| PROBLEM REQUIREMENTS |
Go through the data below and copy it exactly, skipping every picture.

| RECORD EXTRACTS |
☆ ☆ ☆
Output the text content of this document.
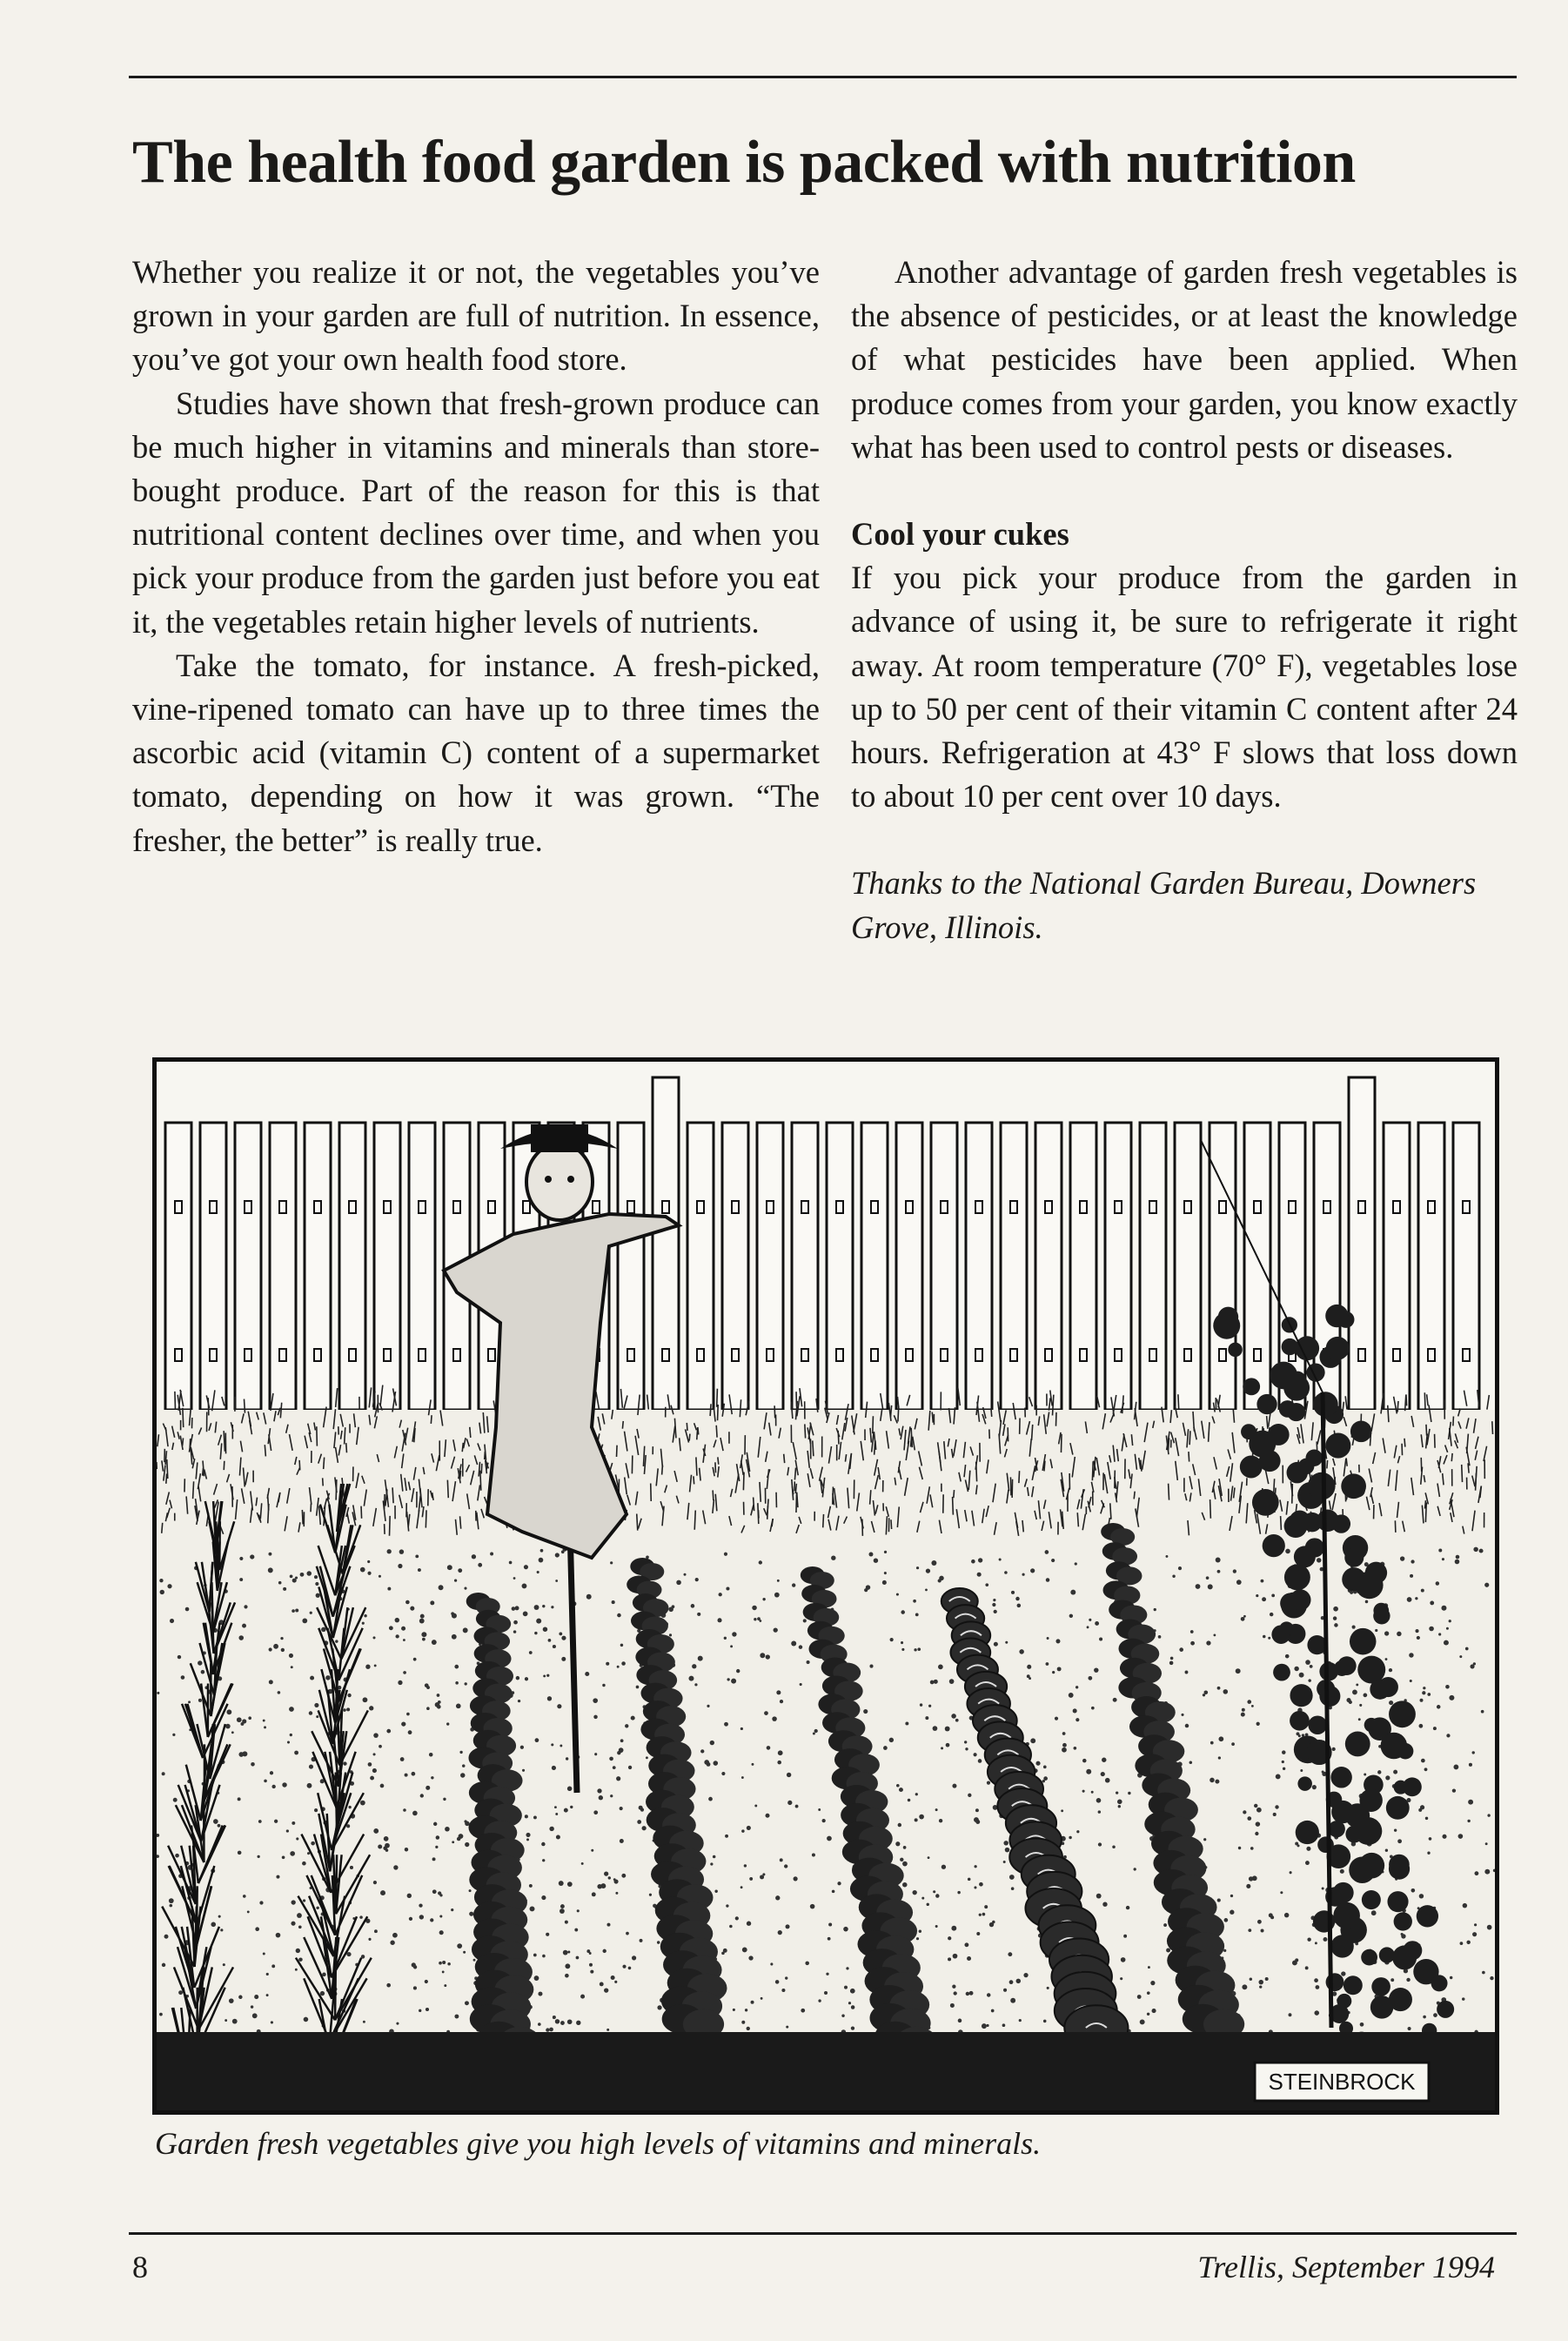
The health food garden is packed with nutrition

Whether you realize it or not, the vegetables you’ve grown in your garden are full of nutrition. In essence, you’ve got your own health food store.

Studies have shown that fresh-grown produce can be much higher in vitamins and minerals than store-bought produce. Part of the reason for this is that nutritional content declines over time, and when you pick your produce from the garden just before you eat it, the vegetables retain higher levels of nutrients.

Take the tomato, for instance. A fresh-picked, vine-ripened tomato can have up to three times the ascorbic acid (vitamin C) content of a supermarket tomato, depending on how it was grown. “The fresher, the better” is really true.

Another advantage of garden fresh vegetables is the absence of pesticides, or at least the knowledge of what pesticides have been applied. When produce comes from your garden, you know exactly what has been used to control pests or diseases.

Cool your cukes

If you pick your produce from the garden in advance of using it, be sure to refrigerate it right away. At room temperature (70° F), vegetables lose up to 50 per cent of their vitamin C content after 24 hours. Refrigeration at 43° F slows that loss down to about 10 per cent over 10 days.

Thanks to the National Garden Bureau, Downers Grove, Illinois.

STEINBROCK
Garden fresh vegetables give you high levels of vitamins and minerals.
8	Trellis, September 1994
☆ ☆ ☆
| WRITTEN ANSWER |
Output the text content of this document.
The health food garden is packed with nutrition

Whether you realize it or not, the vegetables you’ve grown in your garden are full of nutrition. In essence, you’ve got your own health food store.

Studies have shown that fresh-grown produce can be much higher in vitamins and minerals than store-bought produce. Part of the reason for this is that nutritional content declines over time, and when you pick your produce from the garden just before you eat it, the vegetables retain higher levels of nutrients.

Take the tomato, for instance. A fresh-picked, vine-ripened tomato can have up to three times the ascorbic acid (vitamin C) content of a supermarket tomato, depending on how it was grown. “The fresher, the better” is really true.

Another advantage of garden fresh vegetables is the absence of pesticides, or at least the knowledge of what pesticides have been applied. When produce comes from your garden, you know exactly what has been used to control pests or diseases.

Cool your cukes

If you pick your produce from the garden in advance of using it, be sure to refrigerate it right away. At room temperature (70° F), vegetables lose up to 50 per cent of their vitamin C content after 24 hours. Refrigeration at 43° F slows that loss down to about 10 per cent over 10 days.

Thanks to the National Garden Bureau, Downers Grove, Illinois.

STEINBROCK
Garden fresh vegetables give you high levels of vitamins and minerals.
8	Trellis, September 1994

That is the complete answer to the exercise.